> Goal: Where the data below has the string "Google", return the whole line.

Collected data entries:
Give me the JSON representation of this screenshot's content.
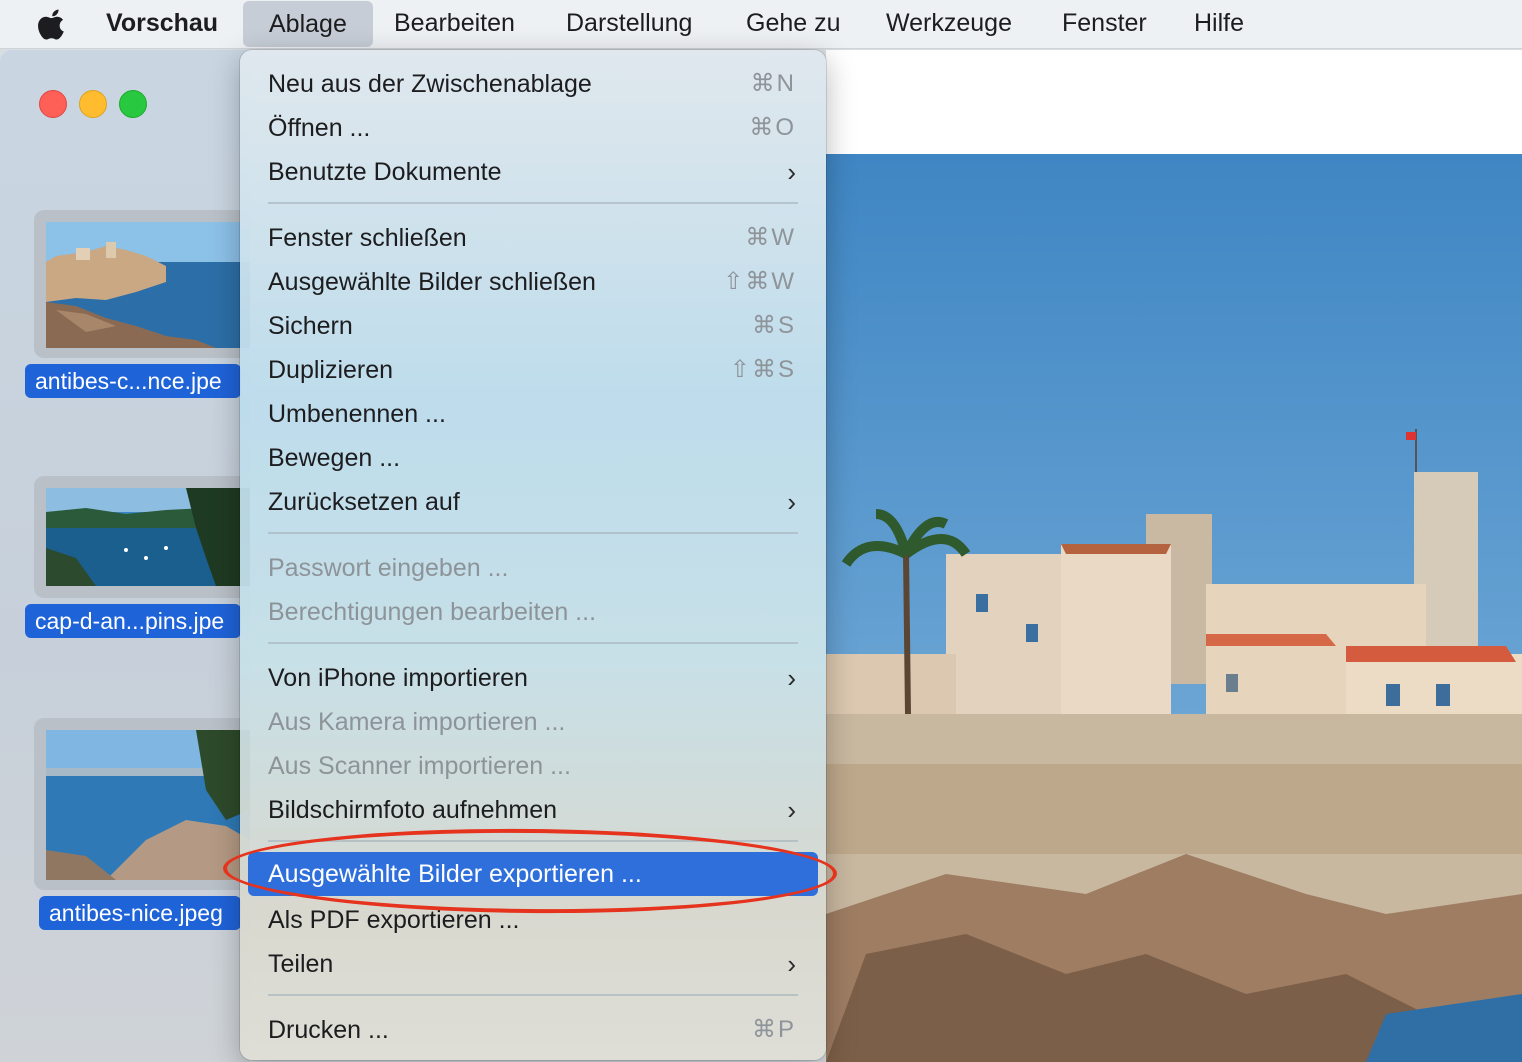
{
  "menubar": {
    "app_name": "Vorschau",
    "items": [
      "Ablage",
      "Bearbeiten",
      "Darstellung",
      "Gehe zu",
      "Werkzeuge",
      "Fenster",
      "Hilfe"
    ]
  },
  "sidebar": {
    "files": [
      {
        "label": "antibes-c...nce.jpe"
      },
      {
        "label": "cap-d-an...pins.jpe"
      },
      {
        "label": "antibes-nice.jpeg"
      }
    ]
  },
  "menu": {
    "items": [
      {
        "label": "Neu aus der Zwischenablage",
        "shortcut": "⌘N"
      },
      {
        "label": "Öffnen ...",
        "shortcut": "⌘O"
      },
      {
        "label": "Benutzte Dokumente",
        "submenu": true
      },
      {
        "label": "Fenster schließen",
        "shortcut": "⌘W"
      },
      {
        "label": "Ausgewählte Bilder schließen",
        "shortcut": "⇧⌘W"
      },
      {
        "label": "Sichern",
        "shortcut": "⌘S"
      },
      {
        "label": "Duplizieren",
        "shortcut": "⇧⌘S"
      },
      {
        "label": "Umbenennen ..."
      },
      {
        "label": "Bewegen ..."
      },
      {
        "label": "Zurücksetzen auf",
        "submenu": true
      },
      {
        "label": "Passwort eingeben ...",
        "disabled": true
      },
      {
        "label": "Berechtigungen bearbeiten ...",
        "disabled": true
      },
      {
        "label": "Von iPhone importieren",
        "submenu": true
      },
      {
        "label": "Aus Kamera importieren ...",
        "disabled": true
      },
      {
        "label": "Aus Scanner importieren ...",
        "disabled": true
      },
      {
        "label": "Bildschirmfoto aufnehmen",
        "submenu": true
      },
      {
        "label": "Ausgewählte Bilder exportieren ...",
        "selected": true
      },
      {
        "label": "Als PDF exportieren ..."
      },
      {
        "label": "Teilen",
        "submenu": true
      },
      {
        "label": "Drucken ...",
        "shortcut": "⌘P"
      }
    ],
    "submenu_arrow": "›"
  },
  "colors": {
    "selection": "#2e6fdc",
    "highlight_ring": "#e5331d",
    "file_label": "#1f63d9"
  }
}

---

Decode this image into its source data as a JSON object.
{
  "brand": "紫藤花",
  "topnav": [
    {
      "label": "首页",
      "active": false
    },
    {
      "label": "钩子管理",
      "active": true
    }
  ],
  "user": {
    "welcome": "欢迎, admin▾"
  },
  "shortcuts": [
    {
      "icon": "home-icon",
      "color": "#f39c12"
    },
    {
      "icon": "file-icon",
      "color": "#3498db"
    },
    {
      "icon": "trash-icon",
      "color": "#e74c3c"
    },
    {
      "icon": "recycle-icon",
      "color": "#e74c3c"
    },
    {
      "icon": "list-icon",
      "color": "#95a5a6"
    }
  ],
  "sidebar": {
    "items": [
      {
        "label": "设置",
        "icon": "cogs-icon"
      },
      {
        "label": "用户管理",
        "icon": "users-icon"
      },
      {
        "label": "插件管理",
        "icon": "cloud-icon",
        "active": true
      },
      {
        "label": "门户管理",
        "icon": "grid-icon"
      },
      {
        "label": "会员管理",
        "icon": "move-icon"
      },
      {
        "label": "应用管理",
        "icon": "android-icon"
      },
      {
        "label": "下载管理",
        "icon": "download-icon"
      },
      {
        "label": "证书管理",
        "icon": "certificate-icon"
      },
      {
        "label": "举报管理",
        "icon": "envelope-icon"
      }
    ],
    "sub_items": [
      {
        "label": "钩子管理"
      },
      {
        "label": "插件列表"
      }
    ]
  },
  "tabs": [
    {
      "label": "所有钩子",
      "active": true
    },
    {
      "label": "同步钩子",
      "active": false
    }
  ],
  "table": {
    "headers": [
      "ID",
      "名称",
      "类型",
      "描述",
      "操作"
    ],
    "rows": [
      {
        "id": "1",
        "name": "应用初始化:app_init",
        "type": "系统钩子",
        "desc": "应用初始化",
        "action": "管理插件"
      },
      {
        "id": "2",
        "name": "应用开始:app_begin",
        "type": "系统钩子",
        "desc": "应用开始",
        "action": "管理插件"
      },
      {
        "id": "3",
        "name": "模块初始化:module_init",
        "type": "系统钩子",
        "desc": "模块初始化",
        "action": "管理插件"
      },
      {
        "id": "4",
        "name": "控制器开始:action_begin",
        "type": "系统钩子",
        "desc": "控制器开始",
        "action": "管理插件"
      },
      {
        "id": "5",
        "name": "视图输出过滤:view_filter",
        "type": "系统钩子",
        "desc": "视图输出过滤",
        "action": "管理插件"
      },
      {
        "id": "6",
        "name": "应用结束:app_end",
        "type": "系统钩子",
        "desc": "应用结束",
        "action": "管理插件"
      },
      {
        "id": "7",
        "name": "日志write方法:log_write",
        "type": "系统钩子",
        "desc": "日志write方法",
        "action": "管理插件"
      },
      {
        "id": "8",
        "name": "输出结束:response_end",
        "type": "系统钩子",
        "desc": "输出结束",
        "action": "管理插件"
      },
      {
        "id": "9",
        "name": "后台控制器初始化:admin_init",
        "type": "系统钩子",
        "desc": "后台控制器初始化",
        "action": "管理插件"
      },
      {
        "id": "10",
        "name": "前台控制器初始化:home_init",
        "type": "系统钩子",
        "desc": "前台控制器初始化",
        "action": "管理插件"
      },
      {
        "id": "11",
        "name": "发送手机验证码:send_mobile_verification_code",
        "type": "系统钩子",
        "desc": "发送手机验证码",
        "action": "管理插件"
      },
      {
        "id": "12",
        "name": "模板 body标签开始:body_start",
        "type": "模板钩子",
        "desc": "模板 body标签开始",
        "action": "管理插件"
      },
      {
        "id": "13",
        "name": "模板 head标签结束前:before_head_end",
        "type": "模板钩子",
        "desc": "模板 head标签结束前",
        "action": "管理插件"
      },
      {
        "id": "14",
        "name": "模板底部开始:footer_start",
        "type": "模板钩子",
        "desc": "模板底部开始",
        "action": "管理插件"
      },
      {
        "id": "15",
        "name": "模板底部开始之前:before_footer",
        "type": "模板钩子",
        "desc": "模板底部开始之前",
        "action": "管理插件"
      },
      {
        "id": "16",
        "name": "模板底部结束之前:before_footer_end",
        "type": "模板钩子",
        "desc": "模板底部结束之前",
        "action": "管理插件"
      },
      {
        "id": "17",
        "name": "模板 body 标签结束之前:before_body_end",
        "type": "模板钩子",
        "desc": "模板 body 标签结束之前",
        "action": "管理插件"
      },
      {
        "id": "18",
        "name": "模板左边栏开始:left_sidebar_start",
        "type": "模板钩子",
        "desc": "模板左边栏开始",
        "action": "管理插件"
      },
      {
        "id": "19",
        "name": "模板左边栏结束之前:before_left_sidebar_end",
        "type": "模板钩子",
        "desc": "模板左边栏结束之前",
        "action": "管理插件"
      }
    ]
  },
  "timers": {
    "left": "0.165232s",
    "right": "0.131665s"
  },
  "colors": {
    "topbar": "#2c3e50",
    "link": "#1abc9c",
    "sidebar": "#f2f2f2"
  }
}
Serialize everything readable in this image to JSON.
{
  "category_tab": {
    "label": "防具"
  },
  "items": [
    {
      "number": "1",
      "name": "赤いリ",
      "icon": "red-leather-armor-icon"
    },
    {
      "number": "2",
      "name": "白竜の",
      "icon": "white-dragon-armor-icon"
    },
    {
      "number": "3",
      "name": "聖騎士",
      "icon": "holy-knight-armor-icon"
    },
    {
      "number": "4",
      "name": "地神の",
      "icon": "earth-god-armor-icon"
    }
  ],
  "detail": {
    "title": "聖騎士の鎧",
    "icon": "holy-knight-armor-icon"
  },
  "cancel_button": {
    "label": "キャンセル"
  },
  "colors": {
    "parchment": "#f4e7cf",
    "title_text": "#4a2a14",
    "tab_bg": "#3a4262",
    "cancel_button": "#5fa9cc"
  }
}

==

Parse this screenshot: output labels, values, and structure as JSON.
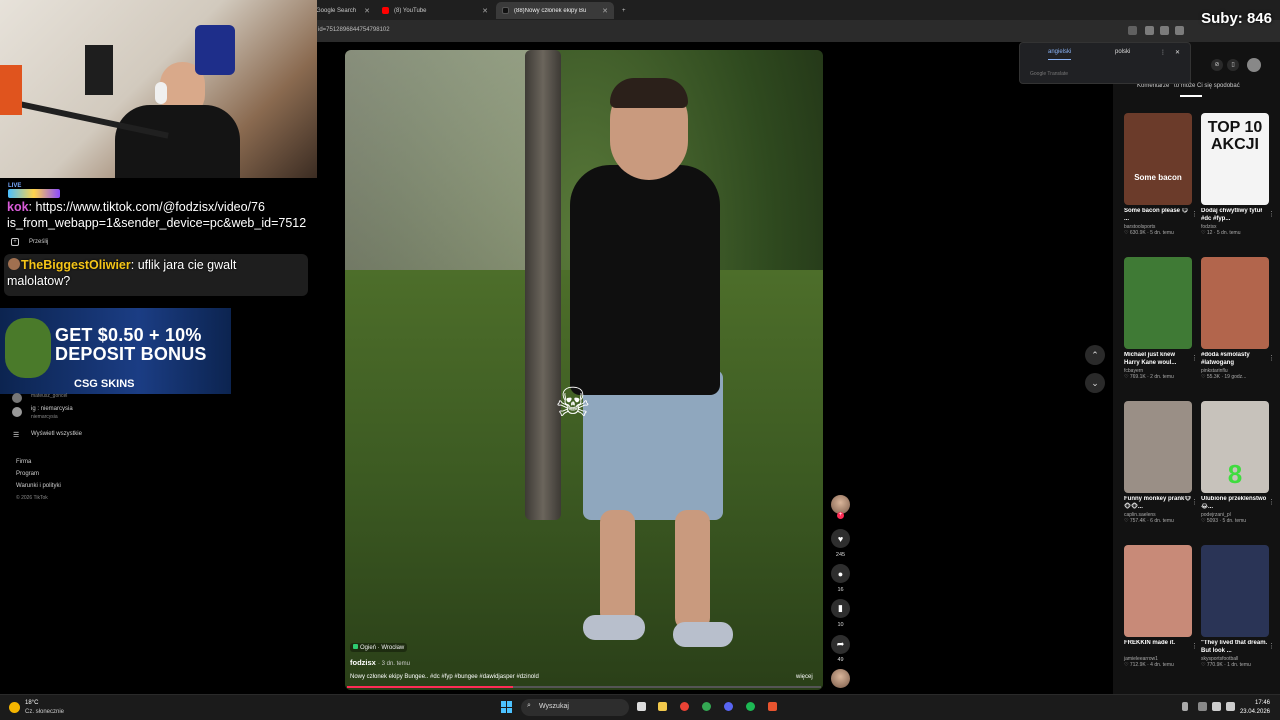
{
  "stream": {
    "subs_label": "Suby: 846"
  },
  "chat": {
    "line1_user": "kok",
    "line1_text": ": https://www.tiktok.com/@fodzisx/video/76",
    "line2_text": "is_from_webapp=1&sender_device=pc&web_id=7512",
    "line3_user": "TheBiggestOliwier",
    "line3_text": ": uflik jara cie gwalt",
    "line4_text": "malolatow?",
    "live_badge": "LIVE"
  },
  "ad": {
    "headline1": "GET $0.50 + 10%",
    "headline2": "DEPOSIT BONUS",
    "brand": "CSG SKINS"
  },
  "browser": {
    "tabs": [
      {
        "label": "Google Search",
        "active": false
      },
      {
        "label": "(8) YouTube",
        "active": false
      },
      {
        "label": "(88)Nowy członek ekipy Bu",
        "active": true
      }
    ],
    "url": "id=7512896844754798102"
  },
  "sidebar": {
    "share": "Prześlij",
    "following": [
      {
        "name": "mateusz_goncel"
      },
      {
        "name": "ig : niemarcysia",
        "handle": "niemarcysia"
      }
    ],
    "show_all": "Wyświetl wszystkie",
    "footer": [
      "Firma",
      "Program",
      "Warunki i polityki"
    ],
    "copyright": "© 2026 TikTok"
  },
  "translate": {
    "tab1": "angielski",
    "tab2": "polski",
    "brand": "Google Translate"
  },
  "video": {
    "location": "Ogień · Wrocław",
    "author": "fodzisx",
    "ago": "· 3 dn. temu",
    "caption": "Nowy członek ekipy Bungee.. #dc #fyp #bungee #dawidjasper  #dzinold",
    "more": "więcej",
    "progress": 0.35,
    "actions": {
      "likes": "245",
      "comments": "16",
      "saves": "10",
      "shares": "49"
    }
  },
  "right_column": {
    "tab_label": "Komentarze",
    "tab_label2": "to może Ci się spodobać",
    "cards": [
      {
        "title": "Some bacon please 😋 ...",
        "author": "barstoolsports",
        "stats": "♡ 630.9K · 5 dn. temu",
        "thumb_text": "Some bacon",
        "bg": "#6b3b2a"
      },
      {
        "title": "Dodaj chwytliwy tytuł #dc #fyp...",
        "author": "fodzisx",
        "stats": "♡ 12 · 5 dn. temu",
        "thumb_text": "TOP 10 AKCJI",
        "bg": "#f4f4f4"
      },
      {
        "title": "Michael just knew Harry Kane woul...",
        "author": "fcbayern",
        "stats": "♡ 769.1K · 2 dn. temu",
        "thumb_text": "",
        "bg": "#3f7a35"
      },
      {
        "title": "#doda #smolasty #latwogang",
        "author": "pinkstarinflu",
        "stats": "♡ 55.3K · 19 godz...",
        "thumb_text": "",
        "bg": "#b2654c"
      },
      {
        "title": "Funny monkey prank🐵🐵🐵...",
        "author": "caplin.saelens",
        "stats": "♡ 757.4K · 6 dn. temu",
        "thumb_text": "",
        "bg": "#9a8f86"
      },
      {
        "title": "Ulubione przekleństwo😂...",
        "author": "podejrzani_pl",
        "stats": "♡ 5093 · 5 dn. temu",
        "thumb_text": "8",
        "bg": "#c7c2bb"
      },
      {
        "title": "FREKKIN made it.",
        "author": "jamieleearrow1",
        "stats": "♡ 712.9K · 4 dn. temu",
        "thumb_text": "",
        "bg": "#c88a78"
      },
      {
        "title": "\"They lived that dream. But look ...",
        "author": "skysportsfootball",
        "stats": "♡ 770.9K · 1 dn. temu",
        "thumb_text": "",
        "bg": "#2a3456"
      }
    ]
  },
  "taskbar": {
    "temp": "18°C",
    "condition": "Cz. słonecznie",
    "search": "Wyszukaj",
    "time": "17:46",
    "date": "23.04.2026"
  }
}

> Final result:
        "label": "Google Search",
    "brand": "Google Translate"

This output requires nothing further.